Supplied information
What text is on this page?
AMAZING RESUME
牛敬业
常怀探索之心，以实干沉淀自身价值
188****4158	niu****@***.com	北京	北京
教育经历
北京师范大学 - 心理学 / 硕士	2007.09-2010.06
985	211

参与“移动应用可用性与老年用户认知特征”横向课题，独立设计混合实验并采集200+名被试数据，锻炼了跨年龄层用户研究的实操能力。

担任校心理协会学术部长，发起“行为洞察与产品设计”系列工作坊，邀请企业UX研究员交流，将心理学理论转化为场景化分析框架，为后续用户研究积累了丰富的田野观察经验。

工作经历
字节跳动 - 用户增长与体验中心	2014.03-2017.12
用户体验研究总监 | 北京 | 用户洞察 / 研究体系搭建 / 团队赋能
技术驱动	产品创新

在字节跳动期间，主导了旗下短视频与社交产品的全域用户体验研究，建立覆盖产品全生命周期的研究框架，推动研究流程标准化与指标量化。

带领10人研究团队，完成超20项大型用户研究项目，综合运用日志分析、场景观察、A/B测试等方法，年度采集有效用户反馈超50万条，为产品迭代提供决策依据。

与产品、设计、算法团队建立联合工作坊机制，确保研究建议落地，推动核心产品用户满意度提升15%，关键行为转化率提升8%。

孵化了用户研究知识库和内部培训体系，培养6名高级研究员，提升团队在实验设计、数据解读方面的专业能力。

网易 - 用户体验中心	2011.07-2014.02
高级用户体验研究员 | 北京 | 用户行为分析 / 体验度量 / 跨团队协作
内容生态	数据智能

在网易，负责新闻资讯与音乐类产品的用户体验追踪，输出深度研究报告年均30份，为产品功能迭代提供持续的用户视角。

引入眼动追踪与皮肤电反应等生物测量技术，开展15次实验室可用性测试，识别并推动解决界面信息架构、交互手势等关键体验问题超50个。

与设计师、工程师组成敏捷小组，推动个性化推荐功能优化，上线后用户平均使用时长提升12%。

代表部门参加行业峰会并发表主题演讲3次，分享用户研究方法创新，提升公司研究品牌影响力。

Goal
Output the data above exactly, please, line for line.

Task solution
What text is on this page?
AMAZING RESUME
牛敬业
常怀探索之心，以实干沉淀自身价值
188****4158	niu****@***.com	北京	北京
教育经历
北京师范大学 - 心理学 / 硕士	2007.09-2010.06
985	211

参与“移动应用可用性与老年用户认知特征”横向课题，独立设计混合实验并采集200+名被试数据，锻炼了跨年龄层用户研究的实操能力。

担任校心理协会学术部长，发起“行为洞察与产品设计”系列工作坊，邀请企业UX研究员交流，将心理学理论转化为场景化分析框架，为后续用户研究积累了丰富的田野观察经验。

工作经历
字节跳动 - 用户增长与体验中心	2014.03-2017.12
用户体验研究总监 | 北京 | 用户洞察 / 研究体系搭建 / 团队赋能
技术驱动	产品创新

在字节跳动期间，主导了旗下短视频与社交产品的全域用户体验研究，建立覆盖产品全生命周期的研究框架，推动研究流程标准化与指标量化。

带领10人研究团队，完成超20项大型用户研究项目，综合运用日志分析、场景观察、A/B测试等方法，年度采集有效用户反馈超50万条，为产品迭代提供决策依据。

与产品、设计、算法团队建立联合工作坊机制，确保研究建议落地，推动核心产品用户满意度提升15%，关键行为转化率提升8%。

孵化了用户研究知识库和内部培训体系，培养6名高级研究员，提升团队在实验设计、数据解读方面的专业能力。

网易 - 用户体验中心	2011.07-2014.02
高级用户体验研究员 | 北京 | 用户行为分析 / 体验度量 / 跨团队协作
内容生态	数据智能

在网易，负责新闻资讯与音乐类产品的用户体验追踪，输出深度研究报告年均30份，为产品功能迭代提供持续的用户视角。

引入眼动追踪与皮肤电反应等生物测量技术，开展15次实验室可用性测试，识别并推动解决界面信息架构、交互手势等关键体验问题超50个。

与设计师、工程师组成敏捷小组，推动个性化推荐功能优化，上线后用户平均使用时长提升12%。

代表部门参加行业峰会并发表主题演讲3次，分享用户研究方法创新，提升公司研究品牌影响力。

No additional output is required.